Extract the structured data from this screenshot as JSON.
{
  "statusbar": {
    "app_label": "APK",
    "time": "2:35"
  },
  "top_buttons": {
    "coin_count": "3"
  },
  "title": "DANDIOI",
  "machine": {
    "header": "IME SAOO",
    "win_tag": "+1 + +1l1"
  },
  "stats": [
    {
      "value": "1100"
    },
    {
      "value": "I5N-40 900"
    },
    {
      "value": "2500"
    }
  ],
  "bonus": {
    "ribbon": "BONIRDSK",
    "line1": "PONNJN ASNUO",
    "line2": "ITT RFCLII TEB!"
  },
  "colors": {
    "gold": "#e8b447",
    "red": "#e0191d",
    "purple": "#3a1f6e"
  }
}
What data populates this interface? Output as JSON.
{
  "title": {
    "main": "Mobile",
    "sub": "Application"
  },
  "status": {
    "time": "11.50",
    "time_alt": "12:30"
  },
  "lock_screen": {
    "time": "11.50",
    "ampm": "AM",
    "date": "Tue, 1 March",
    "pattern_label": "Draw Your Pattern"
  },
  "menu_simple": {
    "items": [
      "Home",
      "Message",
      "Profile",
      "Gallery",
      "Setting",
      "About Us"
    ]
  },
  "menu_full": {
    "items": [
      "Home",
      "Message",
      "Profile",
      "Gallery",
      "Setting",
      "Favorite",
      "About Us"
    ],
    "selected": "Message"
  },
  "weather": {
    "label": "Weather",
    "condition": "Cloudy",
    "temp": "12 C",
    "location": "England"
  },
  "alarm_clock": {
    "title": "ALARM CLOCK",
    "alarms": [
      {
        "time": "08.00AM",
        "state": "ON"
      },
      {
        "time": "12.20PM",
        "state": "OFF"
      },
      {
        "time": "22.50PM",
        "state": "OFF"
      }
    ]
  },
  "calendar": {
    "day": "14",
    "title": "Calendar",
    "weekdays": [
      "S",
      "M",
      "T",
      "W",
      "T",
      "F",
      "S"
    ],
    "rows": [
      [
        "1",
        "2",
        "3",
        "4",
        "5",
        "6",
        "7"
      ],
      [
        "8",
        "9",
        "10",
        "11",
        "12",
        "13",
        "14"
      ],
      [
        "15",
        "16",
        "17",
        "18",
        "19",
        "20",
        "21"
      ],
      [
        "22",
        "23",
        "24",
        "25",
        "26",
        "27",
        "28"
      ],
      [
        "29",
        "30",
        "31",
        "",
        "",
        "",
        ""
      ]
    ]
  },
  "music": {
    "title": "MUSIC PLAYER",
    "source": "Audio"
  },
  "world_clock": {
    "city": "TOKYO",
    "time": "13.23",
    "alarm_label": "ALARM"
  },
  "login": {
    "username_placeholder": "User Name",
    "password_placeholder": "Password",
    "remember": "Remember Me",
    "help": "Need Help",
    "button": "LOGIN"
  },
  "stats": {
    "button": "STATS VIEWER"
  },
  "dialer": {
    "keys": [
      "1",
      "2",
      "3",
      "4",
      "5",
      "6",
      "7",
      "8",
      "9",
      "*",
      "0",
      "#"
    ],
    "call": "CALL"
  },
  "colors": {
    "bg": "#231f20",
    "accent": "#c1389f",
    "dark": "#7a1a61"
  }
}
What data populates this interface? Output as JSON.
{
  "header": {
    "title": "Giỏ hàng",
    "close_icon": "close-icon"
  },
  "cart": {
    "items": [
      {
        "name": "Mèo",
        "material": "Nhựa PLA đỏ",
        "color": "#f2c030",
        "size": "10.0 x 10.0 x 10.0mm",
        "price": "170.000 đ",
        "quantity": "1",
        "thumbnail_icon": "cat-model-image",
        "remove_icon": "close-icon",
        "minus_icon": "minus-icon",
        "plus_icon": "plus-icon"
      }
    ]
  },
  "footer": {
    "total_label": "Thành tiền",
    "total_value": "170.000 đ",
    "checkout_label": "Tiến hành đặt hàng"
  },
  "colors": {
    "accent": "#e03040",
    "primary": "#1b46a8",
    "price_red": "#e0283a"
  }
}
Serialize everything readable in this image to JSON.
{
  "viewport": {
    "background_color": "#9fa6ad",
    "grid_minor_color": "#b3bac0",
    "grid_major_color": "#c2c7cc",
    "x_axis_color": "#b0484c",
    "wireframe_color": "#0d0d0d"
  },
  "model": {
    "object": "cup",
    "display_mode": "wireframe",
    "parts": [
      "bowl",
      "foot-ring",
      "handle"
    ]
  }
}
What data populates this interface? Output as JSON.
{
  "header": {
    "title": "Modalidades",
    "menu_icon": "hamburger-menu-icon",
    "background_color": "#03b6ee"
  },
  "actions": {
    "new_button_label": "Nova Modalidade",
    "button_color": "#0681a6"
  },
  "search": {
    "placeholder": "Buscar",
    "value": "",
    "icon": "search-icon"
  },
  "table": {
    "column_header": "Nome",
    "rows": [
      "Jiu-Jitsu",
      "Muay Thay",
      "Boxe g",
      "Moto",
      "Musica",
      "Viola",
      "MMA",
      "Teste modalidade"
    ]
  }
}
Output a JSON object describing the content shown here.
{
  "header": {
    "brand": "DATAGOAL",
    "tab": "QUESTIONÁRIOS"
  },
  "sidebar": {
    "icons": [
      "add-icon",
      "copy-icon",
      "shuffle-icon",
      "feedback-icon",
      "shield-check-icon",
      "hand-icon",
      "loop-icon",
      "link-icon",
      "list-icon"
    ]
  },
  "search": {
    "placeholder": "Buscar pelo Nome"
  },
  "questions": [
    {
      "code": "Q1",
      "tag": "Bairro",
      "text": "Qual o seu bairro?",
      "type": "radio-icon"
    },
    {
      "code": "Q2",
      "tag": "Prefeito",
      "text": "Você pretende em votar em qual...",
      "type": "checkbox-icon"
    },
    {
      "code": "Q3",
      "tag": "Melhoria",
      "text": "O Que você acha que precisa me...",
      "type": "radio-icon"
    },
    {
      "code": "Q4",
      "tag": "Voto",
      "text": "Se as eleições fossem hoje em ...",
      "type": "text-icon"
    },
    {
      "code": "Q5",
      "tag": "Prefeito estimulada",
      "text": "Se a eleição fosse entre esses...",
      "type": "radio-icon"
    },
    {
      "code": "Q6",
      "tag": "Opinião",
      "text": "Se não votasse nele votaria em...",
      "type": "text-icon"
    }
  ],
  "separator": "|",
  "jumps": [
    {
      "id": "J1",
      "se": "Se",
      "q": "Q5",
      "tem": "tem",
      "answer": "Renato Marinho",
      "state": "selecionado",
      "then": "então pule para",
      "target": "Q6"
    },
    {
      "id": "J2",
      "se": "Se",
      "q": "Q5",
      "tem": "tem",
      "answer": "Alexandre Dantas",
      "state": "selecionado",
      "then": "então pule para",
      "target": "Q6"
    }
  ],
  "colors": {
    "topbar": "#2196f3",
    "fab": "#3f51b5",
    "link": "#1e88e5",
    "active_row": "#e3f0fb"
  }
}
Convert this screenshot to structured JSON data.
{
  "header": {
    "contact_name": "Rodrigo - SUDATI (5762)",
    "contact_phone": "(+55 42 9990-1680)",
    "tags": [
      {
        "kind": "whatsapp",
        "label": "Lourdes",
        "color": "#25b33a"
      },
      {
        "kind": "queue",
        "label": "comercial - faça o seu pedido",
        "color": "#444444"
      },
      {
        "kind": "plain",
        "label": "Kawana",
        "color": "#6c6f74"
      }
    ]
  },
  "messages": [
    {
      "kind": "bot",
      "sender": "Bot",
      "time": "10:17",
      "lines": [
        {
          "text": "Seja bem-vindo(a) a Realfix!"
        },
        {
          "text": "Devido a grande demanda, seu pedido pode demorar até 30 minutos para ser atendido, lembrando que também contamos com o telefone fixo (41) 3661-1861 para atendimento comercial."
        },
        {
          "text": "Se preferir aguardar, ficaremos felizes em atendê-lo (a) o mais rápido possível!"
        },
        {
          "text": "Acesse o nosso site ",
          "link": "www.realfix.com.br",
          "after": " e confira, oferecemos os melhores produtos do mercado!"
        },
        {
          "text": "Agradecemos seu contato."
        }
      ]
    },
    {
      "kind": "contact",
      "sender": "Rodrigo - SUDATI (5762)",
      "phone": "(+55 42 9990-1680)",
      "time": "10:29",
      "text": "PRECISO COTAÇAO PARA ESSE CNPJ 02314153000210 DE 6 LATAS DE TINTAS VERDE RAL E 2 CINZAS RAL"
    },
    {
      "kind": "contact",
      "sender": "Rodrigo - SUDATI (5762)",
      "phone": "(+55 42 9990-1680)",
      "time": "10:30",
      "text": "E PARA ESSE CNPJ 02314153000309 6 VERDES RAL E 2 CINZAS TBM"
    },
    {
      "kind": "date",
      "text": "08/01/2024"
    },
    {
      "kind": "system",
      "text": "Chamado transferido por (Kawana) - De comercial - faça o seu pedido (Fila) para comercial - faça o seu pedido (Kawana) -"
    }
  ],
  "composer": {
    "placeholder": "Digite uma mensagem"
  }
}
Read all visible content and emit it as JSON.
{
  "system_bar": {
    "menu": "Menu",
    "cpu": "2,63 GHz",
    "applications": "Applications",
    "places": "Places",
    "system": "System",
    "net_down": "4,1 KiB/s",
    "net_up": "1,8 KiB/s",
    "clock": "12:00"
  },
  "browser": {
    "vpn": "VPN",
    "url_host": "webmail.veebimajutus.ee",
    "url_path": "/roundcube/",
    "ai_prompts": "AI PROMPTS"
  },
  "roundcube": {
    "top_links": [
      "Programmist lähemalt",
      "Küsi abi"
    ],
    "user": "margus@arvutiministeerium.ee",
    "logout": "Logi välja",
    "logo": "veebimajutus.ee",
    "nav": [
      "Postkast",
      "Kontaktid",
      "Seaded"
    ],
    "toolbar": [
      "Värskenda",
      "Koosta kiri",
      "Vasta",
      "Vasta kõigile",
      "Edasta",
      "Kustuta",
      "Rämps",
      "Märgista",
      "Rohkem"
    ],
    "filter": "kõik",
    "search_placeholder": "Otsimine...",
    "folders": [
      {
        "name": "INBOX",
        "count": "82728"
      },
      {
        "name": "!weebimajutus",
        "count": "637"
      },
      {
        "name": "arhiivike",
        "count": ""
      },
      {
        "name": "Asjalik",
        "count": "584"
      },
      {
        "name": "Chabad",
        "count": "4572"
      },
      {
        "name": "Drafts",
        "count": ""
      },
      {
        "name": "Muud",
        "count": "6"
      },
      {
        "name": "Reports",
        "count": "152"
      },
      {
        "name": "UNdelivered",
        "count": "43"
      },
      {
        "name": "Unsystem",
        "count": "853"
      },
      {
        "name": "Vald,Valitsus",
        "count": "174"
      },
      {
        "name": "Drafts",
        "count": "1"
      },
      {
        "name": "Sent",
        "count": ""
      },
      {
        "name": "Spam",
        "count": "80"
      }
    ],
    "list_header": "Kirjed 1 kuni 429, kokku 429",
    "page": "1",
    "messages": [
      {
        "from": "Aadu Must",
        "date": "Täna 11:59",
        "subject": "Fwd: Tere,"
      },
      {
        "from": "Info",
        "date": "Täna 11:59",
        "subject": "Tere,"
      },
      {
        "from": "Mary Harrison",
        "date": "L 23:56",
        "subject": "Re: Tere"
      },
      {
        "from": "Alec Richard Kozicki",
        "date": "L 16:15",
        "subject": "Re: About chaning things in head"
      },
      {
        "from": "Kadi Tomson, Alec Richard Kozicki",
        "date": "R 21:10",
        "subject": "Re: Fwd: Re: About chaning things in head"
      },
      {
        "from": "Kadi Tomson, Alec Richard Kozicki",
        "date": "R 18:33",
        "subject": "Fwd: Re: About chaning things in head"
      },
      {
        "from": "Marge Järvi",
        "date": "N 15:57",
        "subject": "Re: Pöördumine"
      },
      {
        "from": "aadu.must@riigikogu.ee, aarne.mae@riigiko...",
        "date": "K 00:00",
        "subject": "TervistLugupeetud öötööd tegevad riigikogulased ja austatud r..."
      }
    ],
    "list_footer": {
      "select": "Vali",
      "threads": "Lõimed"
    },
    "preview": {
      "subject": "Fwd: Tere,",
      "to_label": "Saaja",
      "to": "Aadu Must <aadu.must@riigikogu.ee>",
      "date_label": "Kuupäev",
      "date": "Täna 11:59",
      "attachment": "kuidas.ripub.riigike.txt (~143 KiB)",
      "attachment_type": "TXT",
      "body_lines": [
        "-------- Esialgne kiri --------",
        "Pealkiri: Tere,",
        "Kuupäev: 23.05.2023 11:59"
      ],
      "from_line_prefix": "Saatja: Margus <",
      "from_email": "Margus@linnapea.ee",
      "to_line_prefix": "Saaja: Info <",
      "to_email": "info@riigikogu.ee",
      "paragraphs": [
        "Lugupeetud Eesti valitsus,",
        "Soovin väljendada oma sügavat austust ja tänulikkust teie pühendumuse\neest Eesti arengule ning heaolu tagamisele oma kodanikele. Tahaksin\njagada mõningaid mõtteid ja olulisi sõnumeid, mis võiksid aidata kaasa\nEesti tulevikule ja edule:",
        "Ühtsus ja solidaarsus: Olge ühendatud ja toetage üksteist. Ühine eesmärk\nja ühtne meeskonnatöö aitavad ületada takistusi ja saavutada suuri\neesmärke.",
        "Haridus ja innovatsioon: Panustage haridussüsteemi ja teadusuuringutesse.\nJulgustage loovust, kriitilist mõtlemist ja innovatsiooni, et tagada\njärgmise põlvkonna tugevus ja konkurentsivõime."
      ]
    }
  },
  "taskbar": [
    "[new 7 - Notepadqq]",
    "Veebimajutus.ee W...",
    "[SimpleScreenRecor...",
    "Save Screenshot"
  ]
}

----

→ **EXERCISE BRIEF**:
Copy each line of the listing that contains the string "close".

→ **RESPONSE TO THE EXERCISE**:
    "close_icon": "close-icon"
        "remove_icon": "close-icon",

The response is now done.